#### [CHALLENGE]
Gather up every line that includes the string "name".

(Figure record listings)
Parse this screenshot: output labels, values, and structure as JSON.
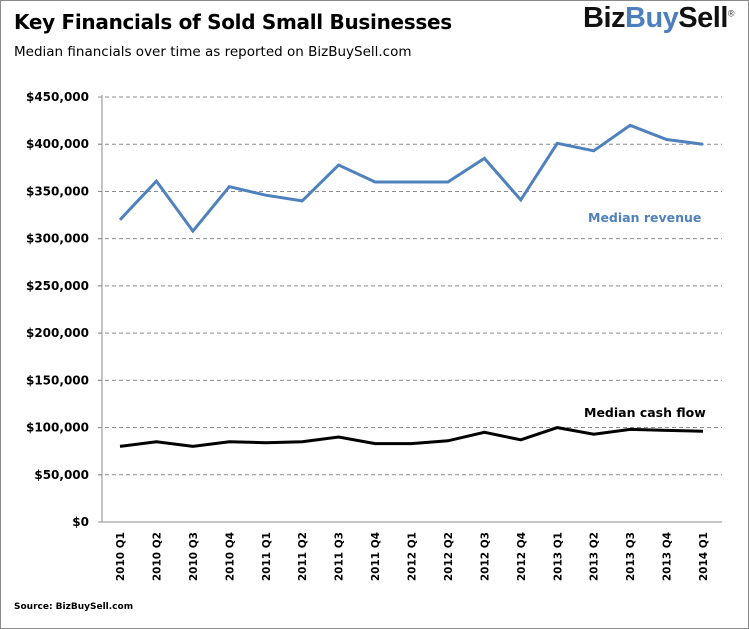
{
  "header": {
    "title": "Key Financials of Sold Small Businesses",
    "subtitle": "Median financials over time as reported  on  BizBuySell.com"
  },
  "logo": {
    "part1": "Biz",
    "part2": "Buy",
    "part3": "Sell",
    "registered": "®",
    "accent_color": "#4e7fbd"
  },
  "footer": {
    "source": "Source: BizBuySell.com"
  },
  "chart_data": {
    "type": "line",
    "title": "Key Financials of Sold Small Businesses",
    "subtitle": "Median financials over time as reported on BizBuySell.com",
    "xlabel": "",
    "ylabel": "",
    "ylim": [
      0,
      450000
    ],
    "yticks": [
      0,
      50000,
      100000,
      150000,
      200000,
      250000,
      300000,
      350000,
      400000,
      450000
    ],
    "ytick_labels": [
      "$0",
      "$50,000",
      "$100,000",
      "$150,000",
      "$200,000",
      "$250,000",
      "$300,000",
      "$350,000",
      "$400,000",
      "$450,000"
    ],
    "grid": "horizontal-dashed",
    "categories": [
      "2010 Q1",
      "2010 Q2",
      "2010 Q3",
      "2010 Q4",
      "2011 Q1",
      "2011 Q2",
      "2011 Q3",
      "2011 Q4",
      "2012 Q1",
      "2012 Q2",
      "2012 Q3",
      "2012 Q4",
      "2013 Q1",
      "2013 Q2",
      "2013 Q3",
      "2013 Q4",
      "2014 Q1"
    ],
    "series": [
      {
        "name": "Median revenue",
        "color": "#4f81bd",
        "values": [
          320000,
          361000,
          308000,
          355000,
          346000,
          340000,
          378000,
          360000,
          360000,
          360000,
          385000,
          341000,
          401000,
          393000,
          420000,
          405000,
          400000
        ]
      },
      {
        "name": "Median cash flow",
        "color": "#000000",
        "values": [
          80000,
          85000,
          80000,
          85000,
          84000,
          85000,
          90000,
          83000,
          83000,
          86000,
          95000,
          87000,
          100000,
          93000,
          98000,
          97000,
          96000
        ]
      }
    ],
    "annotations": [
      "Median revenue",
      "Median cash flow"
    ],
    "legend": "inline-labels"
  }
}
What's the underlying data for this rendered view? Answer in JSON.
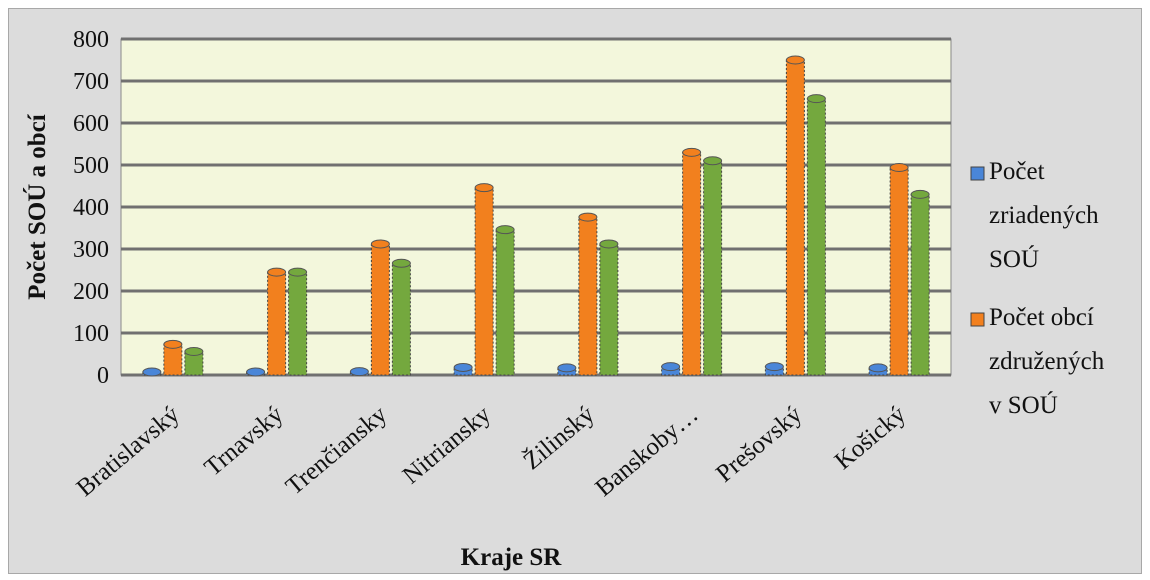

#### [RESPONSE]
        "name": "Median revenue",
        "name": "Median cash flow",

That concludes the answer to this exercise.